Instruction
Omit all images. Transcribe the rest of the material below exactly.

Exercise data
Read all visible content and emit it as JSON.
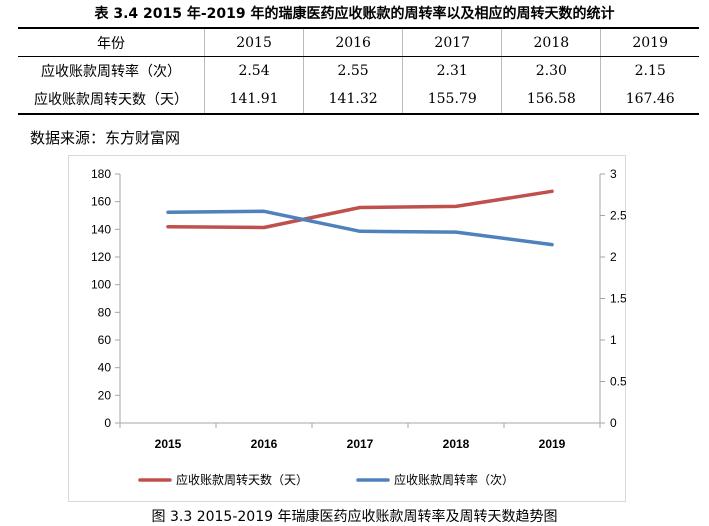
{
  "table": {
    "title": "表 3.4 2015 年-2019 年的瑞康医药应收账款的周转率以及相应的周转天数的统计",
    "header": [
      "年份",
      "2015",
      "2016",
      "2017",
      "2018",
      "2019"
    ],
    "rows": [
      [
        "应收账款周转率（次）",
        "2.54",
        "2.55",
        "2.31",
        "2.30",
        "2.15"
      ],
      [
        "应收账款周转天数（天）",
        "141.91",
        "141.32",
        "155.79",
        "156.58",
        "167.46"
      ]
    ]
  },
  "source_note": "数据来源：东方财富网",
  "figure_caption": "图 3.3 2015-2019 年瑞康医药应收账款周转率及周转天数趋势图",
  "chart_data": {
    "type": "line",
    "categories": [
      "2015",
      "2016",
      "2017",
      "2018",
      "2019"
    ],
    "series": [
      {
        "name": "应收账款周转天数（天）",
        "axis": "left",
        "color": "#c0504d",
        "values": [
          141.91,
          141.32,
          155.79,
          156.58,
          167.46
        ]
      },
      {
        "name": "应收账款周转率（次）",
        "axis": "right",
        "color": "#4f81bd",
        "values": [
          2.54,
          2.55,
          2.31,
          2.3,
          2.15
        ]
      }
    ],
    "ylim_left": [
      0,
      180
    ],
    "yticks_left": [
      "0",
      "20",
      "40",
      "60",
      "80",
      "100",
      "120",
      "140",
      "160",
      "180"
    ],
    "ylim_right": [
      0,
      3
    ],
    "yticks_right": [
      "0",
      "0.5",
      "1",
      "1.5",
      "2",
      "2.5",
      "3"
    ],
    "grid": false,
    "legend_position": "bottom"
  }
}
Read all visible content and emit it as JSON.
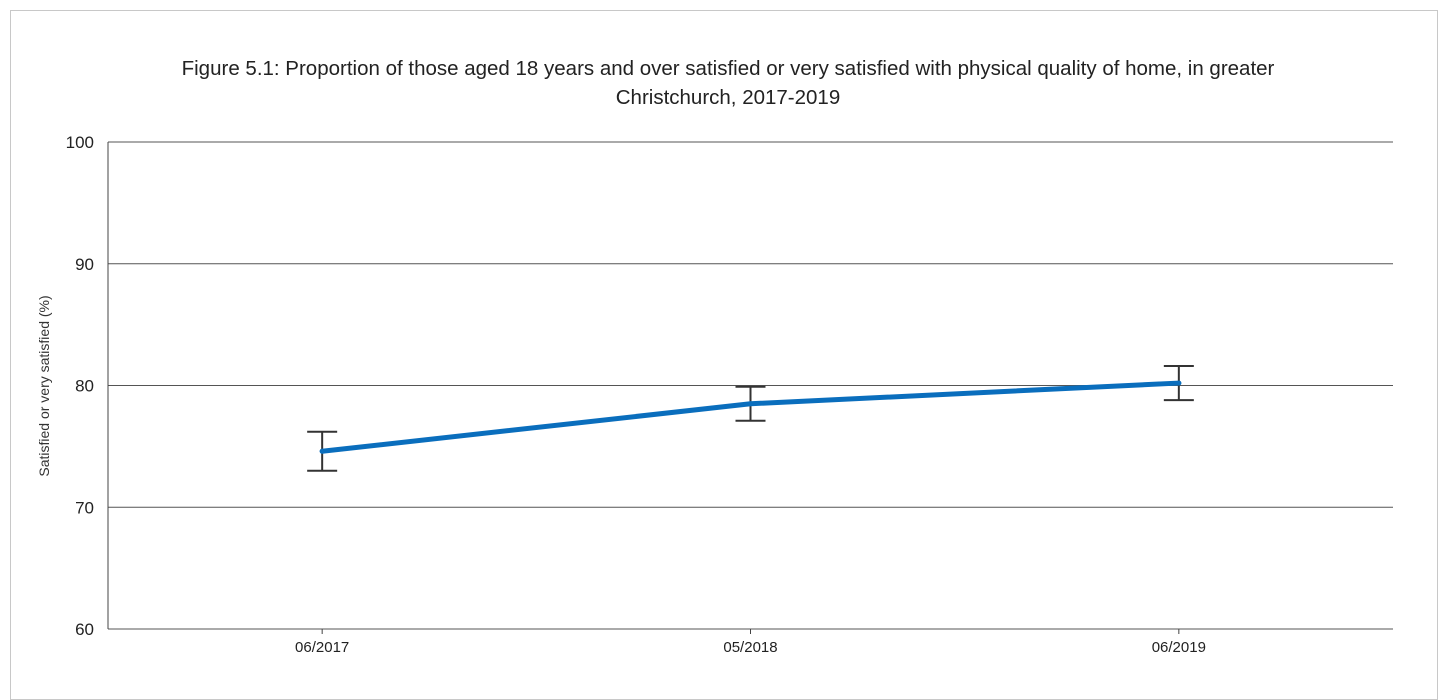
{
  "chart_data": {
    "type": "line",
    "title": "Figure 5.1: Proportion of those aged 18 years and over satisfied or very satisfied with physical quality of home, in greater\nChristchurch, 2017-2019",
    "xlabel": "",
    "ylabel": "Satisfied or very satisfied (%)",
    "categories": [
      "06/2017",
      "05/2018",
      "06/2019"
    ],
    "series": [
      {
        "values": [
          74.6,
          78.5,
          80.2
        ],
        "error_low": [
          73.0,
          77.1,
          78.8
        ],
        "error_high": [
          76.2,
          79.9,
          81.6
        ],
        "color": "#0a6ebd"
      }
    ],
    "ylim": [
      60,
      100
    ],
    "yticks": [
      60,
      70,
      80,
      90,
      100
    ],
    "grid": true,
    "legend": "none",
    "error_bar_color": "#333333",
    "gridline_color": "#555555"
  }
}
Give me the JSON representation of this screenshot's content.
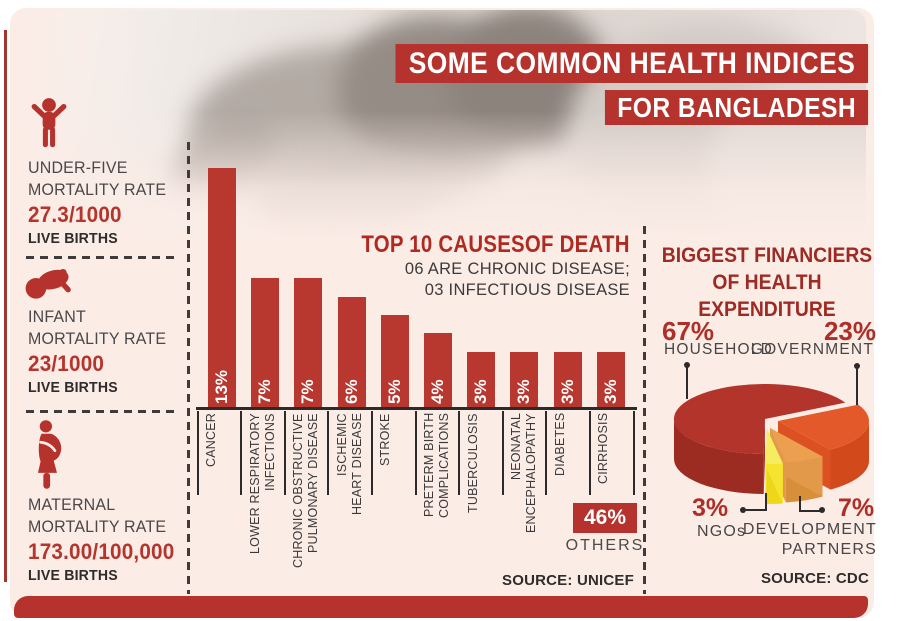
{
  "banner": {
    "line1": "SOME COMMON HEALTH INDICES",
    "line2": "FOR BANGLADESH"
  },
  "sidebar": {
    "stats": [
      {
        "icon": "child-icon",
        "label_line1": "UNDER-FIVE",
        "label_line2": "MORTALITY RATE",
        "value": "27.3/1000",
        "unit": "LIVE BIRTHS"
      },
      {
        "icon": "baby-icon",
        "label_line1": "INFANT",
        "label_line2": "MORTALITY RATE",
        "value": "23/1000",
        "unit": "LIVE BIRTHS"
      },
      {
        "icon": "pregnant-woman-icon",
        "label_line1": "MATERNAL",
        "label_line2": "MORTALITY RATE",
        "value": "173.00/100,000",
        "unit": "LIVE BIRTHS"
      }
    ]
  },
  "bar_section": {
    "title": "TOP 10 CAUSESOF DEATH",
    "subtitle_line1": "06 ARE CHRONIC DISEASE;",
    "subtitle_line2": "03 INFECTIOUS DISEASE",
    "others_label": "OTHERS",
    "source": "SOURCE: UNICEF"
  },
  "pie_section": {
    "title_line1": "BIGGEST FINANCIERS",
    "title_line2": "OF HEALTH EXPENDITURE",
    "source": "SOURCE: CDC"
  },
  "chart_data": [
    {
      "type": "bar",
      "title": "TOP 10 CAUSESOF DEATH",
      "subtitle": "06 ARE CHRONIC DISEASE; 03 INFECTIOUS DISEASE",
      "categories": [
        "CANCER",
        "LOWER RESPIRATORY\nINFECTIONS",
        "CHRONIC OBSTRUCTIVE\nPULMONARY DISEASE",
        "ISCHEMIC\nHEART DISEASE",
        "STROKE",
        "PRETERM BIRTH\nCOMPLICATIONS",
        "TUBERCULOSIS",
        "NEONATAL\nENCEPHALOPATHY",
        "DIABETES",
        "CIRRHOSIS"
      ],
      "values": [
        13,
        7,
        7,
        6,
        5,
        4,
        3,
        3,
        3,
        3
      ],
      "unit": "%",
      "others": {
        "label": "OTHERS",
        "value": 46
      },
      "bar_color": "#b8382f",
      "source": "UNICEF",
      "ylim": [
        0,
        14
      ],
      "grid": false,
      "xlabel": "",
      "ylabel": ""
    },
    {
      "type": "pie",
      "style": "3d-exploded",
      "title": "BIGGEST FINANCIERS OF HEALTH EXPENDITURE",
      "slices": [
        {
          "label": "HOUSEHOLD",
          "display_label": "HOUSEHOLD",
          "value": 67,
          "color": "#b2342b",
          "side_color": "#9c2b22",
          "cut_color": "#a72f26"
        },
        {
          "label": "GOVERNMENT",
          "display_label": "GOVERNMENT",
          "value": 23,
          "color": "#e4592a",
          "side_color": "#d2491c",
          "cut_color": "#dc5122"
        },
        {
          "label": "DEVELOPMENT PARTNERS",
          "display_label": "DEVELOPMENT\nPARTNERS",
          "value": 7,
          "color": "#eca04f",
          "side_color": "#d88f3a",
          "cut_color": "#e3994a"
        },
        {
          "label": "NGOs",
          "display_label": "NGOs",
          "value": 3,
          "color": "#f6ec5f",
          "side_color": "#eed71a",
          "cut_color": "#f4e430"
        }
      ],
      "start_angle_deg": -28,
      "clockwise_order": [
        "GOVERNMENT",
        "DEVELOPMENT PARTNERS",
        "NGOs",
        "HOUSEHOLD"
      ],
      "legend_position": "callouts",
      "source": "CDC"
    }
  ],
  "colors": {
    "accent_red": "#b5332c",
    "dark_red_text": "#9e2b23",
    "dark_text": "#3b393a",
    "background_pink": "#fbece6",
    "pct_text_red": "#ae2f27"
  }
}
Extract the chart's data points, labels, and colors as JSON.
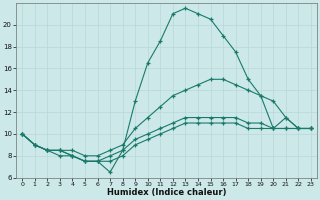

Response
Read all visible content and emit it as JSON.
{
  "table": {
    "title": "表 3.4 2015 年-2019 年的瑞康医药应收账款的周转率以及相应的周转天数的统计",
    "header": [
      "年份",
      "2015",
      "2016",
      "2017",
      "2018",
      "2019"
    ],
    "rows": [
      [
        "应收账款周转率（次）",
        "2.54",
        "2.55",
        "2.31",
        "2.30",
        "2.15"
      ],
      [
        "应收账款周转天数（天）",
        "141.91",
        "141.32",
        "155.79",
        "156.58",
        "167.46"
      ]
    ]
  },
  "source_note": "数据来源：东方财富网",
  "figure_caption": "图 3.3 2015-2019 年瑞康医药应收账款周转率及周转天数趋势图",
  "chart_data": {
    "type": "line",
    "categories": [
      "2015",
      "2016",
      "2017",
      "2018",
      "2019"
    ],
    "series": [
      {
        "name": "应收账款周转天数（天）",
        "axis": "left",
        "color": "#c0504d",
        "values": [
          141.91,
          141.32,
          155.79,
          156.58,
          167.46
        ]
      },
      {
        "name": "应收账款周转率（次）",
        "axis": "right",
        "color": "#4f81bd",
        "values": [
          2.54,
          2.55,
          2.31,
          2.3,
          2.15
        ]
      }
    ],
    "ylim_left": [
      0,
      180
    ],
    "yticks_left": [
      "0",
      "20",
      "40",
      "60",
      "80",
      "100",
      "120",
      "140",
      "160",
      "180"
    ],
    "ylim_right": [
      0,
      3
    ],
    "yticks_right": [
      "0",
      "0.5",
      "1",
      "1.5",
      "2",
      "2.5",
      "3"
    ],
    "grid": false,
    "legend_position": "bottom"
  }
}
Read all visible content and emit it as JSON.
{
  "chart_data": {
    "type": "line",
    "title": "Figure 5.1: Proportion of those aged 18 years and over satisfied or very satisfied with physical quality of home, in greater\nChristchurch, 2017-2019",
    "xlabel": "",
    "ylabel": "Satisfied or very satisfied (%)",
    "categories": [
      "06/2017",
      "05/2018",
      "06/2019"
    ],
    "series": [
      {
        "values": [
          74.6,
          78.5,
          80.2
        ],
        "error_low": [
          73.0,
          77.1,
          78.8
        ],
        "error_high": [
          76.2,
          79.9,
          81.6
        ],
        "color": "#0a6ebd"
      }
    ],
    "ylim": [
      60,
      100
    ],
    "yticks": [
      60,
      70,
      80,
      90,
      100
    ],
    "grid": true,
    "legend": "none",
    "error_bar_color": "#333333",
    "gridline_color": "#555555"
  }
}
Give me the JSON representation of this screenshot's content.
{
  "banner": {
    "line1": "SOME COMMON HEALTH INDICES",
    "line2": "FOR BANGLADESH"
  },
  "sidebar": {
    "stats": [
      {
        "icon": "child-icon",
        "label_line1": "UNDER-FIVE",
        "label_line2": "MORTALITY RATE",
        "value": "27.3/1000",
        "unit": "LIVE BIRTHS"
      },
      {
        "icon": "baby-icon",
        "label_line1": "INFANT",
        "label_line2": "MORTALITY RATE",
        "value": "23/1000",
        "unit": "LIVE BIRTHS"
      },
      {
        "icon": "pregnant-woman-icon",
        "label_line1": "MATERNAL",
        "label_line2": "MORTALITY RATE",
        "value": "173.00/100,000",
        "unit": "LIVE BIRTHS"
      }
    ]
  },
  "bar_section": {
    "title": "TOP 10 CAUSESOF DEATH",
    "subtitle_line1": "06 ARE CHRONIC DISEASE;",
    "subtitle_line2": "03 INFECTIOUS DISEASE",
    "others_label": "OTHERS",
    "source": "SOURCE: UNICEF"
  },
  "pie_section": {
    "title_line1": "BIGGEST FINANCIERS",
    "title_line2": "OF HEALTH EXPENDITURE",
    "source": "SOURCE: CDC"
  },
  "chart_data": [
    {
      "type": "bar",
      "title": "TOP 10 CAUSESOF DEATH",
      "subtitle": "06 ARE CHRONIC DISEASE; 03 INFECTIOUS DISEASE",
      "categories": [
        "CANCER",
        "LOWER RESPIRATORY\nINFECTIONS",
        "CHRONIC OBSTRUCTIVE\nPULMONARY DISEASE",
        "ISCHEMIC\nHEART DISEASE",
        "STROKE",
        "PRETERM BIRTH\nCOMPLICATIONS",
        "TUBERCULOSIS",
        "NEONATAL\nENCEPHALOPATHY",
        "DIABETES",
        "CIRRHOSIS"
      ],
      "values": [
        13,
        7,
        7,
        6,
        5,
        4,
        3,
        3,
        3,
        3
      ],
      "unit": "%",
      "others": {
        "label": "OTHERS",
        "value": 46
      },
      "bar_color": "#b8382f",
      "source": "UNICEF",
      "ylim": [
        0,
        14
      ],
      "grid": false,
      "xlabel": "",
      "ylabel": ""
    },
    {
      "type": "pie",
      "style": "3d-exploded",
      "title": "BIGGEST FINANCIERS OF HEALTH EXPENDITURE",
      "slices": [
        {
          "label": "HOUSEHOLD",
          "display_label": "HOUSEHOLD",
          "value": 67,
          "color": "#b2342b",
          "side_color": "#9c2b22",
          "cut_color": "#a72f26"
        },
        {
          "label": "GOVERNMENT",
          "display_label": "GOVERNMENT",
          "value": 23,
          "color": "#e4592a",
          "side_color": "#d2491c",
          "cut_color": "#dc5122"
        },
        {
          "label": "DEVELOPMENT PARTNERS",
          "display_label": "DEVELOPMENT\nPARTNERS",
          "value": 7,
          "color": "#eca04f",
          "side_color": "#d88f3a",
          "cut_color": "#e3994a"
        },
        {
          "label": "NGOs",
          "display_label": "NGOs",
          "value": 3,
          "color": "#f6ec5f",
          "side_color": "#eed71a",
          "cut_color": "#f4e430"
        }
      ],
      "start_angle_deg": -28,
      "clockwise_order": [
        "GOVERNMENT",
        "DEVELOPMENT PARTNERS",
        "NGOs",
        "HOUSEHOLD"
      ],
      "legend_position": "callouts",
      "source": "CDC"
    }
  ],
  "colors": {
    "accent_red": "#b5332c",
    "dark_red_text": "#9e2b23",
    "dark_text": "#3b393a",
    "background_pink": "#fbece6",
    "pct_text_red": "#ae2f27"
  }
}
Extract the chart's data points, labels, and colors as JSON.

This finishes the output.